• [Aim] Go through the listing and copy each line with the string "κατασκευάσετε".

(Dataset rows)
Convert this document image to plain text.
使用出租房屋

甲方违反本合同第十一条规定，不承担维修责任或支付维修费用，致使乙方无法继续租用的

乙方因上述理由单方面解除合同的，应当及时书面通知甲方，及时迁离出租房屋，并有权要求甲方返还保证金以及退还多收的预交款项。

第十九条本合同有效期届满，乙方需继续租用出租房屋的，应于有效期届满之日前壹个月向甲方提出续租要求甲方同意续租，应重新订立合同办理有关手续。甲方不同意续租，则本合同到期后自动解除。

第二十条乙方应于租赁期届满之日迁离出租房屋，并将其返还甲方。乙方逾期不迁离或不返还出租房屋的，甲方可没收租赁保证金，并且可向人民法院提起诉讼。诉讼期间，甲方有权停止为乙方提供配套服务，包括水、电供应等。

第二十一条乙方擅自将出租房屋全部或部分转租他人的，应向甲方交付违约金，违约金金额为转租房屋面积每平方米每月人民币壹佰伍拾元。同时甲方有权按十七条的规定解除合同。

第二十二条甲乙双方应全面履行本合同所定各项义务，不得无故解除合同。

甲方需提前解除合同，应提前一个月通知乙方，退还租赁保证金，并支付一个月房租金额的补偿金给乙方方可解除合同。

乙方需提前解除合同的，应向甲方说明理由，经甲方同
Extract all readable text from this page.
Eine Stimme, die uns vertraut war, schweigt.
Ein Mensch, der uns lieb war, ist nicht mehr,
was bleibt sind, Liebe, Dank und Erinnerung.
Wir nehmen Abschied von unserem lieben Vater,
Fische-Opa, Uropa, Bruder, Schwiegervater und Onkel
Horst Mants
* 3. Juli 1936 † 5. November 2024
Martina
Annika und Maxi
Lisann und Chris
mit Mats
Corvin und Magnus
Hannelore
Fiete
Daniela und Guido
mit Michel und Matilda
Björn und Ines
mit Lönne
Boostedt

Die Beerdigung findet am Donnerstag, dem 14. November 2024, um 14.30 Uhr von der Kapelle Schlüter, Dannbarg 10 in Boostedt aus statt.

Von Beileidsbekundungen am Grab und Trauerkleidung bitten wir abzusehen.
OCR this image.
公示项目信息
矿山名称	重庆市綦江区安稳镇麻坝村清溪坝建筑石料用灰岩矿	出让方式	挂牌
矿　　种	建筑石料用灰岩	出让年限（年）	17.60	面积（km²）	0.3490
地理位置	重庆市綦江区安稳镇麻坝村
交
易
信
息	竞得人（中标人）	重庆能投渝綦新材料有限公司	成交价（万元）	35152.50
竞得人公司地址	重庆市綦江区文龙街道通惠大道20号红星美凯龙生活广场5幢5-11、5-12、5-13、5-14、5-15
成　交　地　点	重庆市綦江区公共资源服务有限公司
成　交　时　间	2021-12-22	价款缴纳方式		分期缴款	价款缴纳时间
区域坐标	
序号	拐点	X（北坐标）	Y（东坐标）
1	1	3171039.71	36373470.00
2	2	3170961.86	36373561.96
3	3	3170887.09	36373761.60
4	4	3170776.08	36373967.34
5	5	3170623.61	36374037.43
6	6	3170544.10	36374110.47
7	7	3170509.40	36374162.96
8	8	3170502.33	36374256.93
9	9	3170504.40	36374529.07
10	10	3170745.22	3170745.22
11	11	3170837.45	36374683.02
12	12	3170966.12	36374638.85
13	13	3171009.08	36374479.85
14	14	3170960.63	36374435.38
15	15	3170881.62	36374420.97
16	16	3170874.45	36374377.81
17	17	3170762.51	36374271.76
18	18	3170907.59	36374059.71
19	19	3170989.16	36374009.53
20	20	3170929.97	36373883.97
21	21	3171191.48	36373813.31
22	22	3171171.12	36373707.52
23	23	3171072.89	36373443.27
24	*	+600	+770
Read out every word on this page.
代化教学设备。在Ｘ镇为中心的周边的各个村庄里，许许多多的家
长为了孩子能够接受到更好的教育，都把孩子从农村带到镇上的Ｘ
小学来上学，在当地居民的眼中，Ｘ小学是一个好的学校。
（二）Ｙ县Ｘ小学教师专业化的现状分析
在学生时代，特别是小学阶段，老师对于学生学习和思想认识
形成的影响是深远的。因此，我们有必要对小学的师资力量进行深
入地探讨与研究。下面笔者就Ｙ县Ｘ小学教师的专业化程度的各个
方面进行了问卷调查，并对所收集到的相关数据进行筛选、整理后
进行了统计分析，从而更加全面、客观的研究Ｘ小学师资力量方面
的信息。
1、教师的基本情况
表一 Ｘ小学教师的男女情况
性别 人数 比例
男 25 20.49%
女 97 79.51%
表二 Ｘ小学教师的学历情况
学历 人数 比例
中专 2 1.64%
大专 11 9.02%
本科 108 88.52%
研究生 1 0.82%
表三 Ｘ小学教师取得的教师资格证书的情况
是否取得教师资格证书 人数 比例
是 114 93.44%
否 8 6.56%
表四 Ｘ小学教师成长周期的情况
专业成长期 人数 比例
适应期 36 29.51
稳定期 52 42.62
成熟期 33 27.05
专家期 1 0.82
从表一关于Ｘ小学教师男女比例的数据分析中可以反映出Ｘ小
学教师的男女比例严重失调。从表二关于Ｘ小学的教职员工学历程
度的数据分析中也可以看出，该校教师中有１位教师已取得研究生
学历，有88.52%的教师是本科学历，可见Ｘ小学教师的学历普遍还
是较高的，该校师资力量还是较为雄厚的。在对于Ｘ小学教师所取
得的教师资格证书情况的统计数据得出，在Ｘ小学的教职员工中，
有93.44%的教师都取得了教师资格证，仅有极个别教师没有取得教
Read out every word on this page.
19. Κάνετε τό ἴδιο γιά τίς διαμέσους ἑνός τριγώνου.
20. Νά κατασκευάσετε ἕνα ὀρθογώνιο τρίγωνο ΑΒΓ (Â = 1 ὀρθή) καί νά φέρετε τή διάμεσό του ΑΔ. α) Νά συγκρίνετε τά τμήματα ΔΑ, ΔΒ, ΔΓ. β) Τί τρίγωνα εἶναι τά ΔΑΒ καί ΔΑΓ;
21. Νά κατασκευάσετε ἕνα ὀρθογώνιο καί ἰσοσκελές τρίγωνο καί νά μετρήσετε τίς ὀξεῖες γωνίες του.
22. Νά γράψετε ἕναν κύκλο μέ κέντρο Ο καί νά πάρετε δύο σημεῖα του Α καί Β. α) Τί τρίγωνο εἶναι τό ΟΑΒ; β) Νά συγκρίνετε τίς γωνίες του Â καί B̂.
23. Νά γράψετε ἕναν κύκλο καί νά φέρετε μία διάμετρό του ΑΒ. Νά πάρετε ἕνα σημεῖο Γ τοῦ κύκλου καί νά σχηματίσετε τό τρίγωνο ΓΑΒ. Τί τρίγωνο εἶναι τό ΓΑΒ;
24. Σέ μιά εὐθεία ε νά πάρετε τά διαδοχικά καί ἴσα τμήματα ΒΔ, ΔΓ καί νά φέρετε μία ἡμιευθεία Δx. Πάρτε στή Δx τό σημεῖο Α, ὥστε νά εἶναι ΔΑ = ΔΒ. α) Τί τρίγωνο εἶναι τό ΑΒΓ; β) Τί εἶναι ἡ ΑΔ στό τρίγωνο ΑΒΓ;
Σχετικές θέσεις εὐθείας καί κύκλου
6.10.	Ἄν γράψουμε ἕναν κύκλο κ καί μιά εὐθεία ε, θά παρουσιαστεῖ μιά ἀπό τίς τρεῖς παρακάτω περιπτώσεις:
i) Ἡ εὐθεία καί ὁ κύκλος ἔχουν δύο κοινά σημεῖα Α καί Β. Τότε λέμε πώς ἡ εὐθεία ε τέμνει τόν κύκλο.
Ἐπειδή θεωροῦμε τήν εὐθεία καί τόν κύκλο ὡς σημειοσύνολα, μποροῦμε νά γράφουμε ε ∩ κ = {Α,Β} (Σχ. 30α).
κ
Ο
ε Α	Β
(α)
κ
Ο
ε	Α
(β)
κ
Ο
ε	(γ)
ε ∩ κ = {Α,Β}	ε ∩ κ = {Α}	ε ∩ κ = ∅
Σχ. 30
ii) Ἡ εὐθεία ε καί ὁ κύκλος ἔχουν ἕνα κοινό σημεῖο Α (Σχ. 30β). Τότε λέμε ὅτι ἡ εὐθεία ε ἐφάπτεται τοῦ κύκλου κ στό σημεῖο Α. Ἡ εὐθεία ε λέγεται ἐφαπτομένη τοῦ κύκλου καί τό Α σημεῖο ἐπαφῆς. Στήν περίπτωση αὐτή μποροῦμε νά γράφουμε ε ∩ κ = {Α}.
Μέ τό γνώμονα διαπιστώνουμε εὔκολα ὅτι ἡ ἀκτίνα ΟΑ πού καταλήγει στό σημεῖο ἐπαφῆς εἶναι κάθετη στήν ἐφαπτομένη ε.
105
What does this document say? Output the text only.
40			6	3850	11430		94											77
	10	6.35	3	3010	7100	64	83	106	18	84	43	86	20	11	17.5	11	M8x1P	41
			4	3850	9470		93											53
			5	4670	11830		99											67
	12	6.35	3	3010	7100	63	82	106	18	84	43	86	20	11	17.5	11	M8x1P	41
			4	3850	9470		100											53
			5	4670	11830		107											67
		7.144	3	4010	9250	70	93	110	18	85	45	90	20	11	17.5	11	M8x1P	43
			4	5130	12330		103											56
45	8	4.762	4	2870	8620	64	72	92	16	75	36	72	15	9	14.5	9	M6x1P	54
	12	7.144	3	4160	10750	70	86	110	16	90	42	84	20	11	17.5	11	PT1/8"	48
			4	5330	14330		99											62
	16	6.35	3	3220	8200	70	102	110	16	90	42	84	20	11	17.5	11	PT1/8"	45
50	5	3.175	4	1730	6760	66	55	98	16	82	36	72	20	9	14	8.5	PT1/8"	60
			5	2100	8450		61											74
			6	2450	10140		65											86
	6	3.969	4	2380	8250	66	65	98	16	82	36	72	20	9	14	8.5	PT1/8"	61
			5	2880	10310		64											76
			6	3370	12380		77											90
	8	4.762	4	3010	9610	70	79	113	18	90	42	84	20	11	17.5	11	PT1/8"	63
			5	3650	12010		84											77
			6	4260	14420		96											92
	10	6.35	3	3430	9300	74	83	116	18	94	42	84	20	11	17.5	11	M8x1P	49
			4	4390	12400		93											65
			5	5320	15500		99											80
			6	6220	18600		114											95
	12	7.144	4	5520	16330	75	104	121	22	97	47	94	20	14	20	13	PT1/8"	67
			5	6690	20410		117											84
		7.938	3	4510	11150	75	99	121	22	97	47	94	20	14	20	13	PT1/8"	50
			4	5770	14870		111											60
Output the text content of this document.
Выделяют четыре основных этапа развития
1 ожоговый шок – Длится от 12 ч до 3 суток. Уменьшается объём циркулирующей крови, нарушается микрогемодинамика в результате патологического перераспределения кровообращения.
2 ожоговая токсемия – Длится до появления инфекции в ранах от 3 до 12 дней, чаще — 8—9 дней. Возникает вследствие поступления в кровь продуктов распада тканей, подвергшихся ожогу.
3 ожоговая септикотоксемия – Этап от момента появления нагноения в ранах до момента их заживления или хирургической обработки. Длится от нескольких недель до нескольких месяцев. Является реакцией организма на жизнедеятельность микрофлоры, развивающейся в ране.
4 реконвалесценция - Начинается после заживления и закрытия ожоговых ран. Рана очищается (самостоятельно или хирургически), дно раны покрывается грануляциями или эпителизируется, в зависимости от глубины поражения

• [Task answer]
20. Νά κατασκευάσετε ἕνα ὀρθογώνιο τρίγωνο ΑΒΓ (Â = 1 ὀρθή) καί νά φέρετε τή διάμεσό του ΑΔ. α) Νά συγκρίνετε τά τμήματα ΔΑ, ΔΒ, ΔΓ. β) Τί τρίγωνα εἶναι τά ΔΑΒ καί ΔΑΓ;
21. Νά κατασκευάσετε ἕνα ὀρθογώνιο καί ἰσοσκελές τρίγωνο καί νά μετρήσετε τίς ὀξεῖες γωνίες του.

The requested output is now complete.